Uraian lima ini jika diresapi dengan jernih, akan mengungkapkan kesepaduan Islam dalam sisi agama dan kemanusiaan, yang mana fungsi Islam bukan sekadar amalan privat namun menyentuh ranah keberlangsungan hidup manusia yang baik secara kolektif. Dalam ungkapan lain, kebaikan seorang muslim bukan untuk sendiri melainkan diaplikasikan kepada sesama manusia dengan perilaku atau akhlak.

Elemen yang ketiga adalah akhlaq. Secara etimologis (lughatan) akhlaq (bahasa Arab) adalah bentuk jamak dari khuluq yang berarti budi pekerti, perangai, tingkah laku atau tabiat.

Berakar dari istilah khalaqa yang berarti menciptakan. Seakar dengan istilah khaliq (pencipta), makhluq (yang diciptakan) dan khalq (penciptaan). Kesamaan akar istilah di atas mengisyaratkan bahwa dalam akhlak mencakup pengertian keterpaduan antara kehendak khaliq (Tuhan) dan perilaku makhluk (manusia).

Boleh dikatakan, tata perilaku seorang terhadap orang lain dan lingkungannya, namun ukuran dikatakan mengandung nilai akhlaq yang hakiki, yaitu apabila tindakan, perilaku yang dilakukan didasarkan kepada kehendak khaliq (Tuhan) atau sesuai tuntunan aqidah dan syariah.

Dalam hal akhlak, kita sebagai muslim tidak perlu risau dan bingung bagaimana berakhlak, mengapa demikian? Karena Allah telah memberikan contoh manusia terbaik dengan akhlak dan adabnya yang terbaik yaitu Nabi Muhammad ﷺ, bagaimana akhlak kepada Allah, kepada diri sendiri, orang lain dan lingkungan hidup.

Al-Qur’an dan sunnah sebagai standar penilaian akhlak. Di samping istilah akhlak, juga dikenal istilah etika dan moral. Ketiga istilah itu sama-sama menentukan nilai baik dan buruk sikap dan perbuatan manusia.

Perbedaannya terletak pada standar masing masing. Bagi akhlak standarnya adalah al-Qur’an dan sunnah; bagi etika standarnya pertimbangan akal pikiran; dan moral standarnya adat kebiasaan umum yang berlaku di masyarakat.

Namun jika mencerna keluasan dari konsep akhlak menurut Islam, sesungguhnya ia telah mencakup keseluruhannya dari sisi wahyu (al-Qur’an & as-Sunnah), akal (‘aql) pikiran (fikr) dan semua konsep akhlak yang diejawantahkan Islam pasti bertujuan untuk kemaslahatan masyarakat secara universal (rahmatan lil ‘alamin).

=======

**Set Latihan:**
1 – Bisakah Anda mengutip setiap baris dalam daftar di bawah yang memuat kata "chevron"?
2 – Bisakah Anda melanjutkan tulisan tentang akhlak dalam Islam di atas, mulai setelah kalimat terakhirnya?

**Cuplikan Daftar:**
=======

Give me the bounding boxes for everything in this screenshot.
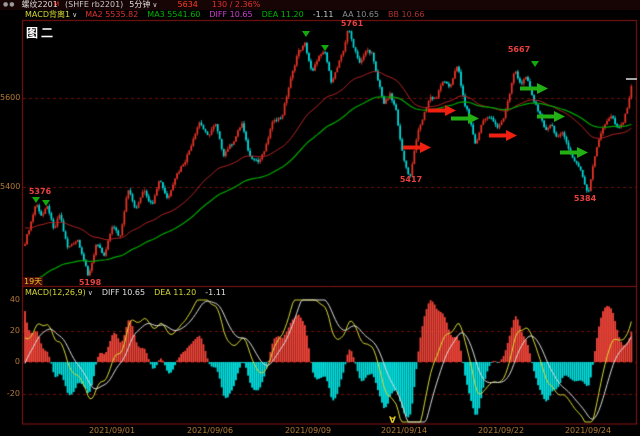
swing-price-label: 5761 [340,19,364,28]
chevron-down-icon: ∨ [72,11,78,19]
swing-price-label: 5417 [399,175,423,184]
instrument-code: (SHFE rb2201) [65,0,124,9]
macd-name: MACD(12,26,9) [25,288,86,297]
red-signal-arrow-icon [403,138,431,157]
macd-axis-label: 0 [14,357,20,366]
date-axis-label: 2021/09/06 [186,426,234,435]
red-signal-arrow-icon [489,126,517,145]
green-signal-arrow-icon [451,109,479,128]
indicator-values: MA2 5535.82 MA3 5541.60 DIFF 10.65 DEA 11.2… [85,10,433,20]
price-change: 130 / 2.36% [211,0,261,9]
macd-axis-label: -20 [6,388,20,398]
indicator-value: MA3 5541.60 [147,10,201,19]
indicator-dropdown[interactable]: MACD背离1 ∨ [25,10,77,20]
green-signal-arrow-icon [560,143,588,162]
connection-dots-icon: ●● [3,1,16,8]
chevron-down-icon: ∨ [87,289,93,297]
sell-marker-icon [302,31,310,37]
indicator-value: DIFF 10.65 [209,10,253,19]
header-bar: ●● 螺纹2201M (SHFE rb2201) 5分钟 ∨ 5634 130 /… [0,0,640,10]
sell-marker-icon [531,61,539,67]
date-axis-label: 2021/09/24 [564,426,612,435]
current-price-tick [626,78,637,80]
date-axis-label: 2021/09/22 [477,426,525,435]
figure-label: 图二 [26,26,57,40]
indicator-value: -1.11 [205,288,226,297]
date-axis-label: 2021/09/09 [284,426,332,435]
indicator-value: -1.11 [312,10,334,19]
indicator-value: AA 10.65 [342,10,380,19]
timeframe-label: 5分钟 [129,0,151,9]
indicator-value: DEA 11.20 [261,10,304,19]
swing-price-label: 5384 [573,194,597,203]
days-badge: 19天 [23,277,44,286]
date-axis-label: 2021/09/14 [380,426,428,435]
main-contract-flag: M [53,1,60,8]
macd-axis-label: 40 [9,295,20,304]
swing-price-label: 5198 [78,278,102,287]
macd-axis-label: 20 [9,325,20,335]
sell-marker-icon [321,45,329,51]
swing-price-label: 5376 [28,187,52,196]
macd-values: DIFF 10.65 DEA 11.20 -1.11 [102,288,235,297]
indicator-bar: MACD背离1 ∨ MA2 5535.82 MA3 5541.60 DIFF 10.6… [25,10,433,20]
instrument-name: 螺纹2201 [21,0,58,9]
macd-dropdown[interactable]: MACD(12,26,9) ∨ [25,288,93,297]
green-signal-arrow-icon [537,107,565,126]
last-price: 5634 [177,0,198,9]
bottom-marker-icon: ∀ [389,416,396,426]
date-axis-label: 2021/09/01 [88,426,136,435]
indicator-name: MACD背离1 [25,10,71,19]
red-signal-arrow-icon [428,101,456,120]
indicator-value: DIFF 10.65 [101,288,146,297]
indicator-value: BB 10.66 [388,10,425,19]
price-axis-label: 5600 [0,93,21,102]
green-signal-arrow-icon [520,79,548,98]
price-axis-label: 5400 [0,182,21,192]
timeframe-dropdown[interactable]: 5分钟 ∨ [129,0,157,10]
swing-price-label: 5667 [507,45,531,54]
chevron-down-icon: ∨ [152,1,158,9]
macd-indicator-bar: MACD(12,26,9) ∨ DIFF 10.65 DEA 11.20 -1.11 [25,288,235,297]
instrument-title[interactable]: 螺纹2201M [21,0,59,10]
sell-marker-icon [32,197,40,203]
indicator-value: MA2 5535.82 [85,10,139,19]
sell-marker-icon [42,200,50,206]
indicator-value: DEA 11.20 [154,288,197,297]
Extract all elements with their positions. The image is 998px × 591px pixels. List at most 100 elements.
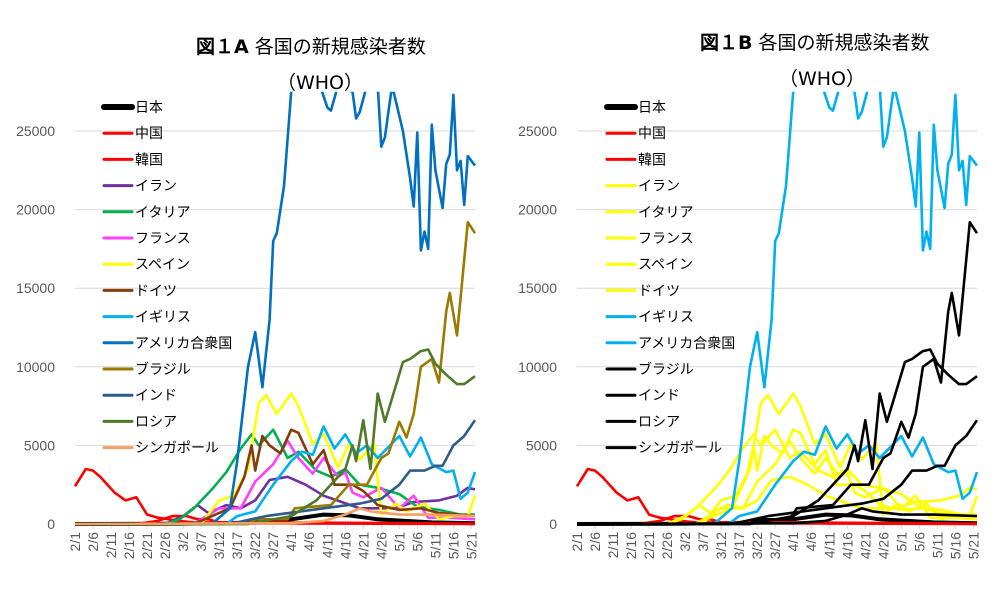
x-tick-label: 5/11 [929, 532, 945, 558]
series-line-5 [577, 439, 978, 526]
x-tick-label: 3/17 [731, 532, 747, 559]
legend-label: ドイツ [638, 283, 680, 299]
x-tick-label: 2/6 [587, 532, 603, 552]
series-line-13 [576, 506, 978, 526]
x-tick-label: 5/16 [445, 532, 461, 559]
legend-label: スペイン [135, 257, 190, 273]
legend-label: イタリア [135, 205, 190, 221]
legend-label: ロシア [135, 414, 177, 430]
series-line-11 [75, 419, 477, 526]
y-tick-label: 15000 [518, 280, 557, 296]
x-tick-label: 5/6 [409, 532, 425, 552]
chart-title-bold: 図１A [196, 36, 249, 58]
legend-label: シンガポール [638, 441, 722, 457]
series-line-11 [577, 419, 979, 526]
y-tick-label: 0 [47, 516, 55, 532]
x-tick-label: 4/21 [355, 532, 371, 559]
x-tick-label: 5/1 [391, 532, 407, 552]
legend-label: イギリス [638, 310, 694, 326]
legend-label: 中国 [135, 126, 163, 142]
x-tick-label: 3/27 [767, 532, 783, 559]
x-tick-label: 4/1 [283, 532, 299, 552]
legend-label: アメリカ合衆国 [638, 336, 735, 352]
legend-label: アメリカ合衆国 [135, 336, 232, 352]
series-line-8 [577, 425, 979, 526]
series-line-9 [75, 91, 477, 526]
y-tick-label: 5000 [24, 437, 55, 453]
y-tick-label: 5000 [526, 437, 557, 453]
series-line-7 [75, 428, 476, 526]
y-tick-label: 25000 [16, 123, 55, 139]
series-line-3 [577, 475, 978, 526]
x-tick-label: 3/17 [229, 532, 245, 559]
series-line-8 [75, 425, 477, 526]
series-line-9 [577, 91, 979, 526]
legend-label: イラン [638, 179, 680, 195]
x-tick-label: 3/22 [247, 532, 263, 559]
x-tick-label: 4/6 [301, 532, 317, 552]
x-tick-label: 2/16 [121, 532, 137, 559]
legend-label: インド [135, 388, 177, 404]
x-tick-label: 5/21 [463, 532, 479, 559]
x-tick-label: 2/26 [157, 532, 173, 559]
legend-label: スペイン [638, 257, 693, 273]
x-tick-label: 2/16 [623, 532, 639, 559]
legend-label: フランス [135, 231, 191, 247]
chart-title: 図１A 各国の新規感染者数 [196, 36, 426, 58]
x-tick-label: 3/2 [677, 532, 693, 552]
legend-label: ブラジル [135, 361, 191, 378]
legend-label: イラン [135, 179, 177, 195]
legend-label: シンガポール [135, 441, 219, 457]
x-tick-label: 3/2 [175, 532, 191, 552]
series-line-5 [75, 439, 476, 526]
x-tick-label: 2/11 [605, 532, 621, 558]
chart-1b: 図１B 各国の新規感染者数 （WHO） 0 5000 10000 15000 20000 2… [518, 32, 981, 559]
x-tick-label: 4/6 [803, 532, 819, 552]
x-tick-label: 5/6 [911, 532, 927, 552]
legend-label: イタリア [638, 205, 693, 221]
legend-label: ブラジル [638, 361, 694, 378]
y-tick-label: 0 [549, 516, 557, 532]
y-tick-label: 25000 [518, 123, 557, 139]
y-tick-label: 20000 [16, 202, 55, 218]
legend-label: ロシア [638, 414, 680, 430]
chart-subtitle: （WHO） [779, 68, 865, 90]
y-tick-label: 20000 [518, 202, 557, 218]
x-tick-label: 4/21 [857, 532, 873, 559]
series-line-12 [75, 348, 476, 526]
legend-label: フランス [638, 231, 694, 247]
x-tick-label: 5/1 [893, 532, 909, 552]
series-line-7 [577, 428, 978, 526]
chart-title-text: 各国の新規感染者数 [255, 36, 426, 58]
chart-title-text: 各国の新規感染者数 [758, 32, 929, 54]
x-tick-label: 4/16 [337, 532, 353, 559]
x-tick-label: 2/11 [103, 532, 119, 558]
x-tick-label: 2/1 [67, 532, 83, 552]
legend-label: 中国 [638, 126, 666, 142]
legend-label: 日本 [638, 100, 666, 116]
chart-title-bold: 図１B [700, 32, 752, 54]
legend-label: 日本 [135, 100, 163, 116]
legend-label: イギリス [135, 310, 191, 326]
series-line-3 [75, 475, 476, 526]
x-tick-label: 3/7 [193, 532, 209, 552]
legend-label: 韓国 [135, 152, 163, 168]
x-tick-label: 5/16 [947, 532, 963, 559]
series-line-13 [74, 506, 476, 526]
legend-label: ドイツ [135, 283, 177, 299]
chart-subtitle: （WHO） [277, 72, 363, 94]
y-tick-label: 10000 [16, 359, 55, 375]
x-tick-label: 2/26 [659, 532, 675, 559]
x-tick-label: 5/11 [427, 532, 443, 558]
x-tick-label: 2/6 [85, 532, 101, 552]
y-tick-label: 10000 [518, 359, 557, 375]
chart-1a: 図１A 各国の新規感染者数 （WHO） 0 5000 10000 15000 20000 2… [16, 36, 479, 559]
x-tick-label: 3/27 [265, 532, 281, 559]
y-tick-label: 15000 [16, 280, 55, 296]
x-tick-label: 3/12 [713, 532, 729, 559]
legend-label: 韓国 [638, 152, 666, 168]
x-tick-label: 4/26 [373, 532, 389, 559]
x-tick-label: 5/21 [965, 532, 981, 559]
x-tick-label: 3/22 [749, 532, 765, 559]
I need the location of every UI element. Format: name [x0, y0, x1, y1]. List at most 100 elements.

=======

**Hasil per Tugas:**
1 –
chevron-down-icon: ∨ [72,11,78,19]
chevron-down-icon: ∨ [87,289,93,297]
chevron-down-icon: ∨ [152,1,158,9]

2 –
Apabila diklasifikasi, paling tidak dimensi akhlak menurut Islam dapat diuraikan sebagai berikut;

Pertama, akhlak terhadap Allah SWT yaitu dengan taqwa, cinta-ridho, ikhlas, khauf-raja’, tawakal, syukur, muraqabah dan taubat.

Kedua, akhlak terhadap Rasulullah ﷺ, beberapa contoh amalannya adalah mencintai dan memuliakan Rasul, mengikuti dan menaati Rasul, mengucapkan shalawat dan salam kepada Rasul.

Ketiga, akhlak kepada diri sendiri pribadi dengan menanamkan dalam diri sifat shidiq, amanah, istiqamah, menjaga kesucian diri (iffah), berusaha melawan hawa nafsu (mujahadah),berani (syaja’ah), rendah hati (tawadhu)’, malu (haya’), sabar (shabr), dan pemaaf (‘afwu).

Keempat, akhlak dalam keluarga beberapa nilai utama di dalamnya adalah berbakti kepada orang tua birr al-Walidain, hak kewajiban dan kasih sayang suami isteri, kasih sayang dan tanggung jawab orang tua terhadap anak, silaturrahim dengan karib kerabat.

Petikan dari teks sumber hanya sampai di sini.